> **Directive**
All the data below goes into the copy word for word, but the pictures don't.

> **Input records**
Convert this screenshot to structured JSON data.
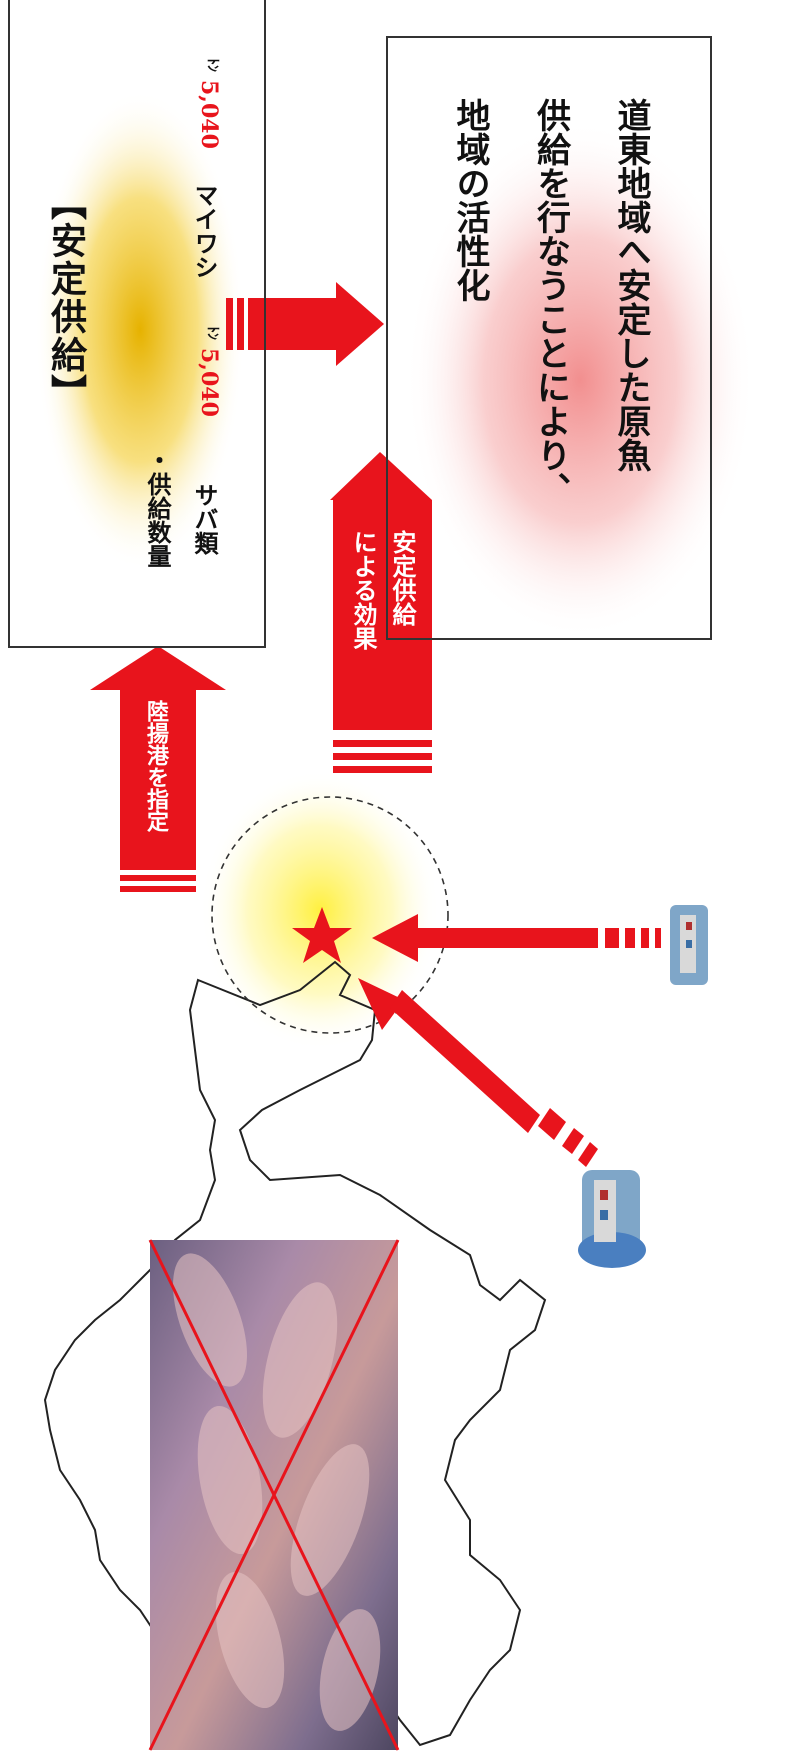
{
  "supply_box": {
    "title": "【安定供給】",
    "item_prefix": "・供給数量",
    "mackerel_label": "サバ類",
    "mackerel_value": "5,040",
    "sardine_label": "マイワシ",
    "sardine_value": "5,040",
    "unit": "ﾄﾝ"
  },
  "effect_box": {
    "line1": "道東地域へ安定した原魚",
    "line2": "供給を行なうことにより、",
    "line3": "地域の活性化"
  },
  "arrows": {
    "port_label": "陸揚港を指定",
    "effect_label_line1": "安定供給",
    "effect_label_line2": "による効果"
  },
  "colors": {
    "arrow_red": "#e8141c",
    "supply_glow": "#f2c200",
    "effect_glow": "#f4a0a0",
    "highlight": "#ffef60"
  }
}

> **The response**
Convert this screenshot to structured JSON data.
{
  "supply_box": {
    "title": "【安定供給】",
    "item_prefix": "・供給数量",
    "mackerel_label": "サバ類",
    "mackerel_value": "5,040",
    "sardine_label": "マイワシ",
    "sardine_value": "5,040",
    "unit": "ﾄﾝ"
  },
  "effect_box": {
    "line1": "道東地域へ安定した原魚",
    "line2": "供給を行なうことにより、",
    "line3": "地域の活性化"
  },
  "arrows": {
    "port_label": "陸揚港を指定",
    "effect_label_line1": "安定供給",
    "effect_label_line2": "による効果"
  },
  "colors": {
    "arrow_red": "#e8141c",
    "supply_glow": "#f2c200",
    "effect_glow": "#f4a0a0",
    "highlight": "#ffef60"
  }
}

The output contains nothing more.